DIRECTIONS FOR THIS TASK: Check each line of the material below for "verb", then copy the ones that contain it.

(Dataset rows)
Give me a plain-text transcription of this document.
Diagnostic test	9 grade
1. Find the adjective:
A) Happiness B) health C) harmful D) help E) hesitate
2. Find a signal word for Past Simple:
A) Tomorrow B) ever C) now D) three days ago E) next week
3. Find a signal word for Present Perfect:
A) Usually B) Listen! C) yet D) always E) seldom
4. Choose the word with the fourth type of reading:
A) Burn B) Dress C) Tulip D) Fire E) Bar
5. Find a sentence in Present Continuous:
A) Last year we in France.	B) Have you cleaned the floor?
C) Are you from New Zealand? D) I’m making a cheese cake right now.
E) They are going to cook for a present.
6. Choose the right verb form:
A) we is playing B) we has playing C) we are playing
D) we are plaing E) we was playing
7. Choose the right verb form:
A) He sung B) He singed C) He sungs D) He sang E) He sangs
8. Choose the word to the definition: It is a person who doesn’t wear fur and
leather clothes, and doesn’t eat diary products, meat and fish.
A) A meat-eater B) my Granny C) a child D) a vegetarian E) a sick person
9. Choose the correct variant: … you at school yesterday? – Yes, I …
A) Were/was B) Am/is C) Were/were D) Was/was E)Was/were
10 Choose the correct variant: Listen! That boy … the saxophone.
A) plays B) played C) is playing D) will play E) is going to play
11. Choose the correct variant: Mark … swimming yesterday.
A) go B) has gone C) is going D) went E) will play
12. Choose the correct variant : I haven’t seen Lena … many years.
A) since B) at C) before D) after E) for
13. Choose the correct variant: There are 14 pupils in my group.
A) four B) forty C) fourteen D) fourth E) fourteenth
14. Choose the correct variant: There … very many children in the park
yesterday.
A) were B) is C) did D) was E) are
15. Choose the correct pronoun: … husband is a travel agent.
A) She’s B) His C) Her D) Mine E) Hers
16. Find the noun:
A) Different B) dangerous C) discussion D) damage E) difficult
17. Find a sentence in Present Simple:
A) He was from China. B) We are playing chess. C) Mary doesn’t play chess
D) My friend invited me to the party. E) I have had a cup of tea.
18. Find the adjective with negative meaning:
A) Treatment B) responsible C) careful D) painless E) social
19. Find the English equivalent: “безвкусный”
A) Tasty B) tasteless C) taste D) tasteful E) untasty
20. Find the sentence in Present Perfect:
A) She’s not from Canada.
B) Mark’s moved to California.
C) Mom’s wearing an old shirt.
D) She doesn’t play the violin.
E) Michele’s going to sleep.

FINISHED EXERCISE:
6. Choose the right verb form:
7. Choose the right verb form:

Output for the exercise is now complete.